Records from a data source
★ ★ ★ ★ ★
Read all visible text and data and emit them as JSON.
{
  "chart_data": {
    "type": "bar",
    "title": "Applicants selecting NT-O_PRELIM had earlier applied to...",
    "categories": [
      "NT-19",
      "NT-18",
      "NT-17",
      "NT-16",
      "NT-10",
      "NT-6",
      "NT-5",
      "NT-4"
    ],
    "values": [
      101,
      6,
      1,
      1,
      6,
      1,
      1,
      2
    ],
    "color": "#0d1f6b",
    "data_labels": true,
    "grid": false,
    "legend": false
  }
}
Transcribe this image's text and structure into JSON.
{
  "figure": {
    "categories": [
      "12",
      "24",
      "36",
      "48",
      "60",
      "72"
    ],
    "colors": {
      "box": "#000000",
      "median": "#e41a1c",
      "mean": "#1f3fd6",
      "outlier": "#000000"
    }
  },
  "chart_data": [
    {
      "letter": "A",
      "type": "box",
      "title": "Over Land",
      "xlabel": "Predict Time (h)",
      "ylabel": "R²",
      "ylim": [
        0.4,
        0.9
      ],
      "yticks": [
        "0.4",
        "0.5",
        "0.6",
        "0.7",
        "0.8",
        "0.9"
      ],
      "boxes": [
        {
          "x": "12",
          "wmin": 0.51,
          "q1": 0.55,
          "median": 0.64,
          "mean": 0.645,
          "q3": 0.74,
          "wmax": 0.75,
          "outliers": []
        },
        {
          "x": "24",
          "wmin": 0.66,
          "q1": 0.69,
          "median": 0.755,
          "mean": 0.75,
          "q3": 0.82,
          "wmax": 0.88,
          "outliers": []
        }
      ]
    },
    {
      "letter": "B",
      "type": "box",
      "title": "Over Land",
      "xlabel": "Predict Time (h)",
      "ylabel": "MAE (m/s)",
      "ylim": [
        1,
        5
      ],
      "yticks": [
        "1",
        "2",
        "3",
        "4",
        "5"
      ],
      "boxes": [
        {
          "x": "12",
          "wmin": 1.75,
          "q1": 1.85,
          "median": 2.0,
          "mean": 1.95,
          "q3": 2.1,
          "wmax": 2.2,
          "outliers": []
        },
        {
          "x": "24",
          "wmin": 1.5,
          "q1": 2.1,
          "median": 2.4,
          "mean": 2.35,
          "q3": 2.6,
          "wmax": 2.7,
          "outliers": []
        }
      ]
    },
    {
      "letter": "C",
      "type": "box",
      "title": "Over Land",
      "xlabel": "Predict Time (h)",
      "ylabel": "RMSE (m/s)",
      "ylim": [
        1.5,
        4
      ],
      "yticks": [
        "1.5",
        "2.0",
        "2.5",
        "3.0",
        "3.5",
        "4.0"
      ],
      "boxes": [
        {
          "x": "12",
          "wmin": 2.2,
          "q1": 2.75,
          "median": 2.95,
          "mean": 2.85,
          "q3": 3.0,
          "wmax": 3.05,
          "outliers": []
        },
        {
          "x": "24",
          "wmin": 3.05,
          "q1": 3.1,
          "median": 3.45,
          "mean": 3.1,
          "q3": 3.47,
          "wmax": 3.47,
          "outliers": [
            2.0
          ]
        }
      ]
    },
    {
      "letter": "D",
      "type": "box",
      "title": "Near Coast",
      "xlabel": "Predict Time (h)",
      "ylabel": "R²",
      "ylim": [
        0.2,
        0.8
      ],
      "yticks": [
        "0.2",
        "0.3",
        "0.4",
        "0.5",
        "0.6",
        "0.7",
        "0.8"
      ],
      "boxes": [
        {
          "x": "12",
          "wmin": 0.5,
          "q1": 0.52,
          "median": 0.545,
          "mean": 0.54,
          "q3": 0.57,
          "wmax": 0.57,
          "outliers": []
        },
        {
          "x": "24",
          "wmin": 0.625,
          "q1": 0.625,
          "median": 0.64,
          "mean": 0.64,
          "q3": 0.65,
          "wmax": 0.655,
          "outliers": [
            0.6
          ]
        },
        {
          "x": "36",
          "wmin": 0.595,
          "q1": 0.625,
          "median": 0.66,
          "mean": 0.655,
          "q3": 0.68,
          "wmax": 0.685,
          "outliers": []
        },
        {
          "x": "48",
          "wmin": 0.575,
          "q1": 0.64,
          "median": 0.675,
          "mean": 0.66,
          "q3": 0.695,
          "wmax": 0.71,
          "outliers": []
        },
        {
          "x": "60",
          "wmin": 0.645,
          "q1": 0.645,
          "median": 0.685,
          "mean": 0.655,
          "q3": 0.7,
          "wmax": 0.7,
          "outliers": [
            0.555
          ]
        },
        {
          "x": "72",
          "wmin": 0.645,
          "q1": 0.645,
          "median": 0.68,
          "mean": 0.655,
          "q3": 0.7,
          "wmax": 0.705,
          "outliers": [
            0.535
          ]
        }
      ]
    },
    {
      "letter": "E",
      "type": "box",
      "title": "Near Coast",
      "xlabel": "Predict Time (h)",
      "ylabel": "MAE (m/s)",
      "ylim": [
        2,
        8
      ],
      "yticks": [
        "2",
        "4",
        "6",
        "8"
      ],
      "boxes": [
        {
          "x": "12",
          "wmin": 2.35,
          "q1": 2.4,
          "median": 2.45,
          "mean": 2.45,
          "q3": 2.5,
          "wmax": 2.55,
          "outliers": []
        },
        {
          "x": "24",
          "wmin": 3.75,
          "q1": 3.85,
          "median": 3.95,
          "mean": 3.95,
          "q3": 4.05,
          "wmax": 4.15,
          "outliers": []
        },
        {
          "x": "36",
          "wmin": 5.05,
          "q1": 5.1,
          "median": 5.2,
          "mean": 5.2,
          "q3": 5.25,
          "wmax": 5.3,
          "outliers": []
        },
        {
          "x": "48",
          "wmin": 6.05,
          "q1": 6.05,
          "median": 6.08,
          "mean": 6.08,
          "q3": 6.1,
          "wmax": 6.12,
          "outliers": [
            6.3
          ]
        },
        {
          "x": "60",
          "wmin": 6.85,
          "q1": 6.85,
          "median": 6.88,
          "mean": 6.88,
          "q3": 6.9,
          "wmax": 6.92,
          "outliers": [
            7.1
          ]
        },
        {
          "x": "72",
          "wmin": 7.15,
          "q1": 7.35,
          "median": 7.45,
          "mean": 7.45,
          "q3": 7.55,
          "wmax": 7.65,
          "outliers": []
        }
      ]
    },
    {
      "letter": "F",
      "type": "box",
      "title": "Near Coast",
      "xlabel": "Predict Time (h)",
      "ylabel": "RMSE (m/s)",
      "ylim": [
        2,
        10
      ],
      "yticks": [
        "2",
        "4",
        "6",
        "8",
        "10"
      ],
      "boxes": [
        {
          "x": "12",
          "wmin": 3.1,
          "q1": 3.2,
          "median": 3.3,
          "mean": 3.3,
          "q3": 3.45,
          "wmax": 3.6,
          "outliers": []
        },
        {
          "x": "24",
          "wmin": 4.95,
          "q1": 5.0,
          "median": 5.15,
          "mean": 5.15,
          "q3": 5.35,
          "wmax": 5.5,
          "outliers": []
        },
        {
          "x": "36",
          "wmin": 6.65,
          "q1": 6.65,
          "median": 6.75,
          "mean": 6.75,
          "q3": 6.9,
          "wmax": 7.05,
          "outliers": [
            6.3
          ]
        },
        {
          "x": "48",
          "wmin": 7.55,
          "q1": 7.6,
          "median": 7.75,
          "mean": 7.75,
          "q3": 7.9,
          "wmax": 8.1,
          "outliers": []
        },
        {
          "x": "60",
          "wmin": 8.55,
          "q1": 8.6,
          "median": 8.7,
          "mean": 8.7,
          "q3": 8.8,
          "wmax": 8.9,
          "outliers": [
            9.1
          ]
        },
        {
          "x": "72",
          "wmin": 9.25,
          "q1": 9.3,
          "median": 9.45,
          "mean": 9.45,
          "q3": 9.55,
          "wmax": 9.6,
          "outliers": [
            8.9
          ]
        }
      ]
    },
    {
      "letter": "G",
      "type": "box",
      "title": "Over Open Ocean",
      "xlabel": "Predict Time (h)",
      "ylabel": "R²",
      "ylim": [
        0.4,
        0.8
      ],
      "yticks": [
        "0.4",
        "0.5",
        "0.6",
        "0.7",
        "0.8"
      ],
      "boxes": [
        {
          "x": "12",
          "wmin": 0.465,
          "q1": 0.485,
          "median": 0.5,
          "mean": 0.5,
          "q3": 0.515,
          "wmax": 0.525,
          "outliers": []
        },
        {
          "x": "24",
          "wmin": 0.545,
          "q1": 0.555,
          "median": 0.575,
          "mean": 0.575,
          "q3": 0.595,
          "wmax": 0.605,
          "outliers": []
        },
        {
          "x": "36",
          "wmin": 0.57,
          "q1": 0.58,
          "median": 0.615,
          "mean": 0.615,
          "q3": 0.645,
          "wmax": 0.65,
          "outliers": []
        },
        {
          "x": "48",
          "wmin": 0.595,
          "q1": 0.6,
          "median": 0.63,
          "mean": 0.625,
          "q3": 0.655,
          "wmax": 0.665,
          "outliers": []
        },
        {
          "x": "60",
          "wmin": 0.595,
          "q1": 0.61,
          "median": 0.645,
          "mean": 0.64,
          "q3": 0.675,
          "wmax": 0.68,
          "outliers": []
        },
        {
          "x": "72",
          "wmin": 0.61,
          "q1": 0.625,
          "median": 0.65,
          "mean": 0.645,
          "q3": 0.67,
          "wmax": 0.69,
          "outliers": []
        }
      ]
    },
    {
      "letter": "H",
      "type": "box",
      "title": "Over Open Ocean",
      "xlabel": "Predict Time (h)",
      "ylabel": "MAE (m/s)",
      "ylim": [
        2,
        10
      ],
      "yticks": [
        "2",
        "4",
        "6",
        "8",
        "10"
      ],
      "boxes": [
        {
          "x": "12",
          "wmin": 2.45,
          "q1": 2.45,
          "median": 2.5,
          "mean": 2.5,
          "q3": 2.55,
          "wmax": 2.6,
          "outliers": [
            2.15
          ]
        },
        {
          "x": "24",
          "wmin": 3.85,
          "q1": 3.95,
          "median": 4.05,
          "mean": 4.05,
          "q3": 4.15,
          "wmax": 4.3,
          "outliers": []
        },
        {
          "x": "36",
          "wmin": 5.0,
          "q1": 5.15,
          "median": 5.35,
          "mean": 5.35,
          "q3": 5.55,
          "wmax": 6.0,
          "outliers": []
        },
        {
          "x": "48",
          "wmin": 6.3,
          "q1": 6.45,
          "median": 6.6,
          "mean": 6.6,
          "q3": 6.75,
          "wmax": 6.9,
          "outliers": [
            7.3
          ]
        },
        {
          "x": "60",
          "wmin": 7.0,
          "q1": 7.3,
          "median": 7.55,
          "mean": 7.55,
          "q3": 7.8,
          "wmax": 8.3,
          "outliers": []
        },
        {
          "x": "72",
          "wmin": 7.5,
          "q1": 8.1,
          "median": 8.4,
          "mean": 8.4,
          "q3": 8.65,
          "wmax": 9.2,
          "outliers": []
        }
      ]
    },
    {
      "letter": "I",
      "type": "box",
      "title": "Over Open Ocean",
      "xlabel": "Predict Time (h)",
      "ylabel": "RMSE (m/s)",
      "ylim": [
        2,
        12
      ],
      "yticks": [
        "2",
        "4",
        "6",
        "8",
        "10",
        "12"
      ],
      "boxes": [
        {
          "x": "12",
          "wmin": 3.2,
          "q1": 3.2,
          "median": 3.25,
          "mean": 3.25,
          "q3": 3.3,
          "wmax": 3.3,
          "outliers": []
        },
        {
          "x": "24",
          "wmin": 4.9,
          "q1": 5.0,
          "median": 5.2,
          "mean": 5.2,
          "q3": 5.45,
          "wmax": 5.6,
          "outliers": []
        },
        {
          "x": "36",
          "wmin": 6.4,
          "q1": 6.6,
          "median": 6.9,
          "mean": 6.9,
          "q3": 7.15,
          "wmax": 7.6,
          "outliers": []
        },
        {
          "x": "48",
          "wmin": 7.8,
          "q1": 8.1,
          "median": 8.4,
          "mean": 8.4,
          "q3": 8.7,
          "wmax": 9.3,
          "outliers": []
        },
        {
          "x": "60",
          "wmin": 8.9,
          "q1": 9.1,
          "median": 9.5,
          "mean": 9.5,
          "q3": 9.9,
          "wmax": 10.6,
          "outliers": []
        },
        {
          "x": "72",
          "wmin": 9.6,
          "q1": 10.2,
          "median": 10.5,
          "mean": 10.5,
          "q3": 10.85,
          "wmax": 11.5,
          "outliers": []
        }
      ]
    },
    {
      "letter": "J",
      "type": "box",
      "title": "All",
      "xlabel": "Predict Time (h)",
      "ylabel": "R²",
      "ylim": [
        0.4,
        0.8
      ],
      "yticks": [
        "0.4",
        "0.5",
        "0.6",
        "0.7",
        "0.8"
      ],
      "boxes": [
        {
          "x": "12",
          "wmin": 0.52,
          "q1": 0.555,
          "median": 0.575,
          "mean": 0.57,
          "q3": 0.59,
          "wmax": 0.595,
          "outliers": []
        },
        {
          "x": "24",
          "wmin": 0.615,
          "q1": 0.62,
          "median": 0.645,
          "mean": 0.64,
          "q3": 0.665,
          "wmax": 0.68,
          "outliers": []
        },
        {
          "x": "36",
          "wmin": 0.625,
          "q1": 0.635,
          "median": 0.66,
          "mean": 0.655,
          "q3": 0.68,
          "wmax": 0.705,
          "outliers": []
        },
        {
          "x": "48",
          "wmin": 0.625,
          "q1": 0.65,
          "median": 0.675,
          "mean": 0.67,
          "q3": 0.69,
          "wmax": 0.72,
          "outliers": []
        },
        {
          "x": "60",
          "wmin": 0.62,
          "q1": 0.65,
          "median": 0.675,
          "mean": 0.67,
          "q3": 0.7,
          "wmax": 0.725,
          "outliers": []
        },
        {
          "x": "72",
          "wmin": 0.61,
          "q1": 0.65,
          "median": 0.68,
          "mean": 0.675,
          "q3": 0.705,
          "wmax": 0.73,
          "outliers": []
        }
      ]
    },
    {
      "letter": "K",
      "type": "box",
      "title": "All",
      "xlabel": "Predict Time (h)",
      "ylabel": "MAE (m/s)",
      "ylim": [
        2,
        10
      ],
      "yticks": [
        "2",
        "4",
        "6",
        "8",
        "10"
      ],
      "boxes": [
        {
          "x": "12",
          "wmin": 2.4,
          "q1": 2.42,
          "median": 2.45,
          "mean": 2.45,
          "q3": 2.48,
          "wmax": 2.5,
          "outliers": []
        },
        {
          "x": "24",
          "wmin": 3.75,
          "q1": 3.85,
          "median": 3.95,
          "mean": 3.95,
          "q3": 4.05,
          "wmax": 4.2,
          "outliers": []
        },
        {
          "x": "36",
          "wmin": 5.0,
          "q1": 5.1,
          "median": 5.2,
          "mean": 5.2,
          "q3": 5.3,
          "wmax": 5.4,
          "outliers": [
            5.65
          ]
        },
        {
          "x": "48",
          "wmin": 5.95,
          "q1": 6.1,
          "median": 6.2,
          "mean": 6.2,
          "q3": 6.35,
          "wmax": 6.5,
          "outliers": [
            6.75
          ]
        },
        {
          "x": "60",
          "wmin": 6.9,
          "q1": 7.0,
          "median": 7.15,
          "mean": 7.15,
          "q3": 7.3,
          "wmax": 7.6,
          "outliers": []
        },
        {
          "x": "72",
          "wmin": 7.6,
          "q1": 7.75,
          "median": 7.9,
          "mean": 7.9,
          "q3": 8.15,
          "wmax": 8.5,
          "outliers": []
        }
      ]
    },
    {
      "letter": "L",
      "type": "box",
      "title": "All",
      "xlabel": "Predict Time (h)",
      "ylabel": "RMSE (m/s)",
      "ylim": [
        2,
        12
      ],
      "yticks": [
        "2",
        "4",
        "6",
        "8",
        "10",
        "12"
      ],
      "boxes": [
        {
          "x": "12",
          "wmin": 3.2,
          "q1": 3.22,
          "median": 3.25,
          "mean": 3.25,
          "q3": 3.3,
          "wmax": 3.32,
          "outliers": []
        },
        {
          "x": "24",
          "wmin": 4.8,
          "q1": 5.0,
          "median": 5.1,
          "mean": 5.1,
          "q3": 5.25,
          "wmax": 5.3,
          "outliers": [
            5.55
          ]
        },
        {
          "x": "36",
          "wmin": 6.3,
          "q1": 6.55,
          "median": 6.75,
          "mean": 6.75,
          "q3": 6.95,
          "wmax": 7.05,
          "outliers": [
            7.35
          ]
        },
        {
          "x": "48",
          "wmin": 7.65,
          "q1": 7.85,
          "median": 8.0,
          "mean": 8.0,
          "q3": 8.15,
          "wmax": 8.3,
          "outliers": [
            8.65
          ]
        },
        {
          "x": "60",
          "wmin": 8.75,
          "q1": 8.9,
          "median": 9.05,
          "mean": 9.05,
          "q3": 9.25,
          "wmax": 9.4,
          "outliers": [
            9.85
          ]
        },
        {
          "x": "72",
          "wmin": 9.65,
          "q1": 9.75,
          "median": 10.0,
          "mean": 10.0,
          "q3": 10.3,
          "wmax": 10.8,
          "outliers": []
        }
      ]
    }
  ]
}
★ ★ ★ ★ ★
__Task goal__: Filter the entries above down to the lines containing the word "text".

__Completed task__:
Read all visible text and data and emit them as JSON.
Transcribe this image's text and structure into JSON.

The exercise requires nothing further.